*Текст для чтения*
···
Этика как общественная наука. Моральная философия общественного сотрудничества - Гайдамака В. П. 3 стр.


Попытки принудительно применять подробно разработанные стандарты добропорядочного поведения посредством права были бы непомерно дорогостоящими и, обреченные на провал, все же означали бы тоталитарное вмешательство в жизнь людей (см. главу 11). Практика показывает, что моральные кодексы и обеспечение их соблюдения должны оставаться неформальными, свободными и гибкими. Рассмотрим правило ходить пешком и ездить на велосипедах по правой стороне дорожек и пляжных дощатых настилов для прогулок. Если бы это и многие другие второстепенные правила такого рода воплощались в действующих законах, обеспечить реальное соблюдение их всех было бы просто невозможно; их оказалось бы слишком много, и случаи мелких нарушений были бы слишком частыми. Необходимость обеспечивать лишь частичное их соблюдение порождала бы неуважение к закону и открывала бы путь для дискриминации отдельных людей и групп через выборочное принуждение к соблюдению – потенциальное оружие тиранов.
···
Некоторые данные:
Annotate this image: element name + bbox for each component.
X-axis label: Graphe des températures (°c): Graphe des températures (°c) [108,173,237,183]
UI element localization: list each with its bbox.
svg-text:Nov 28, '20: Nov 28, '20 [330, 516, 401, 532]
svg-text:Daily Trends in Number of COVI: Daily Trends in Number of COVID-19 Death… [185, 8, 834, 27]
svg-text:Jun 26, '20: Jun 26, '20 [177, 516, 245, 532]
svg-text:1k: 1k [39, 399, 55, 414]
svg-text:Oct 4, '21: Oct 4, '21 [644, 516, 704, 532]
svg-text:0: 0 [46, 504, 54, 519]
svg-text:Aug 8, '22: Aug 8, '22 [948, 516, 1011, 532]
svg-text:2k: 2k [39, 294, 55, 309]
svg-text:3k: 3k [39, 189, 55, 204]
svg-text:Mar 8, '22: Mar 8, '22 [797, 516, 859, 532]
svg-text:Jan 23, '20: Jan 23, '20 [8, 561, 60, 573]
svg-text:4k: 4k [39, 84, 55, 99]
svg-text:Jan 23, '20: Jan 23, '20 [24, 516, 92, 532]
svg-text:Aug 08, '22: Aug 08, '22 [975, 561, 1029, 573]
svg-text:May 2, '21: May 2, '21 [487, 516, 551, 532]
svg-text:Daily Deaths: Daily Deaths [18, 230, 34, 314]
···
*Что нужно сделать*
Продолжите текст о моральных кодексах и праве, начав сразу после его последнего предложения.

*Результат*
Есть еще одно соображение в пользу того, чтобы оставлять многие институты, практики и правила свободными и гибкими. Свобода и гибкость позволяют им постепенно меняться в соответствии с изменяющимися условиями и знаниями. Их преемственность и надежность помогают экономить время и энергию, затрачиваемые на принятие решений, и дают людям возможность точнее предсказывать поведение друг друга и благодаря этому достигать координации. Вместе с тем они остаются открытыми для реформирования.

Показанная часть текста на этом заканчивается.